(Dataset records)

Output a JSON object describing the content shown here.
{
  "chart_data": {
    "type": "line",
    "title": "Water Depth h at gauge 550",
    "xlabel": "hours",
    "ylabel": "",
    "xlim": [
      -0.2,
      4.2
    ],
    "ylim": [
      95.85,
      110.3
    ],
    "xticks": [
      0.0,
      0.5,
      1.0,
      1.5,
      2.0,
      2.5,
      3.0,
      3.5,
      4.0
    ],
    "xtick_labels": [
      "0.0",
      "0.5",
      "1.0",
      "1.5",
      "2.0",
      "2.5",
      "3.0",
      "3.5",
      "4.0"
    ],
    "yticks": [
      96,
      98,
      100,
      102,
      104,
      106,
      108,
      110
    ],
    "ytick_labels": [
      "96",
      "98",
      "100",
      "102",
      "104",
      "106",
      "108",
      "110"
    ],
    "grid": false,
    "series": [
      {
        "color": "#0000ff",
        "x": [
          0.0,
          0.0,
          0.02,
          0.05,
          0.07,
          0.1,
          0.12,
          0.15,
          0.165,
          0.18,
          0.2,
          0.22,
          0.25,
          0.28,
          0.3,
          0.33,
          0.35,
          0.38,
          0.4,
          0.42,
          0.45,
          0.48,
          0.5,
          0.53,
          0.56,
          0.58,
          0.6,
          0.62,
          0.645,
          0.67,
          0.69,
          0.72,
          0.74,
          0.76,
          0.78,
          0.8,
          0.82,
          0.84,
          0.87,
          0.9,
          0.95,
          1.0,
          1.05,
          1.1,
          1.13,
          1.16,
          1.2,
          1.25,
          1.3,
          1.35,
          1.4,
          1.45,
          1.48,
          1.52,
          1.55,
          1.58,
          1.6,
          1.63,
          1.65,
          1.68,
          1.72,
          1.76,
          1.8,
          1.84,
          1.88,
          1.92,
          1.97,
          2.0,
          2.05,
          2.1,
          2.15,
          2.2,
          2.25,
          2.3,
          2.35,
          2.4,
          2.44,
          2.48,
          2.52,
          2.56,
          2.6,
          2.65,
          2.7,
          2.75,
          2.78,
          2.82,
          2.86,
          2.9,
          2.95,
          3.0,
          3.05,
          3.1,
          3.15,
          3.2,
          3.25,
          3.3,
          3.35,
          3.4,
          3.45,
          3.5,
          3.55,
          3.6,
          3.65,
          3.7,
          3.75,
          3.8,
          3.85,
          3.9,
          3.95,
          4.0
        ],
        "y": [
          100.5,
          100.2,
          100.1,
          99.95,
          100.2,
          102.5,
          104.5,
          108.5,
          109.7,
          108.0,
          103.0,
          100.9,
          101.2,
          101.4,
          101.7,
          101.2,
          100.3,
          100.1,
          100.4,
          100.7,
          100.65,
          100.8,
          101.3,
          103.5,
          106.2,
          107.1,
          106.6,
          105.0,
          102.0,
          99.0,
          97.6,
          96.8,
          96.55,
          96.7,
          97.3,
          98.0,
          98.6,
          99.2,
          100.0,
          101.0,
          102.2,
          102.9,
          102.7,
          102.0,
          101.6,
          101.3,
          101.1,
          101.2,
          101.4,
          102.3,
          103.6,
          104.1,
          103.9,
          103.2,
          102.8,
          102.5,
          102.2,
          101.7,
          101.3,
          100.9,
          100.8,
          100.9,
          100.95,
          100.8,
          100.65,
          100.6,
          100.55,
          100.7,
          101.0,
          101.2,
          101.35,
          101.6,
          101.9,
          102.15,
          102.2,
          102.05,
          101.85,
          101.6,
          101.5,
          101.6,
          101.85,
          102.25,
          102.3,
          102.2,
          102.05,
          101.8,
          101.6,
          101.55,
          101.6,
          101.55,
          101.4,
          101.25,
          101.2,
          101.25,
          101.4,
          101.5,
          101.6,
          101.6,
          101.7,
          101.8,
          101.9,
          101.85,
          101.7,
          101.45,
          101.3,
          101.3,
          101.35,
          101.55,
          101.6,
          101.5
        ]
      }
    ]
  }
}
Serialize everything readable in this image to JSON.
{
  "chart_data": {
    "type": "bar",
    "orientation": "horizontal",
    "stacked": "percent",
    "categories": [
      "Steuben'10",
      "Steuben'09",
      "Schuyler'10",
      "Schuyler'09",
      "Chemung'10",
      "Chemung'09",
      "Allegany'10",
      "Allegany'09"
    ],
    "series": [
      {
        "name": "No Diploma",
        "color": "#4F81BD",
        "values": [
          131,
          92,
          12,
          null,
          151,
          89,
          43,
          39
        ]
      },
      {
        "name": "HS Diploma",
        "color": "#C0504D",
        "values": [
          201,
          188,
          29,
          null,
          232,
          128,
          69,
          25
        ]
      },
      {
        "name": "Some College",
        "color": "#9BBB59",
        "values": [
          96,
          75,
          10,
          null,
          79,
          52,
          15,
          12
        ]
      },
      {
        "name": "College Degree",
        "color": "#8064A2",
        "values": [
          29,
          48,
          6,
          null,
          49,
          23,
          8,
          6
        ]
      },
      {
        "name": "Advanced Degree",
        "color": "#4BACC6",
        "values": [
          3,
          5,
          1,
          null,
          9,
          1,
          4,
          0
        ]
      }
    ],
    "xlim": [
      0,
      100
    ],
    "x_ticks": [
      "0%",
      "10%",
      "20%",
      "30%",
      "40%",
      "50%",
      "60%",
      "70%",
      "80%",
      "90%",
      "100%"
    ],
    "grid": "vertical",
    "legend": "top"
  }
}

- WORK TO DO:
Which lines contain "JSON"? Copy each of them out.

- RESPONSE BELOW:
Output a JSON object describing the content shown here.
Serialize everything readable in this image to JSON.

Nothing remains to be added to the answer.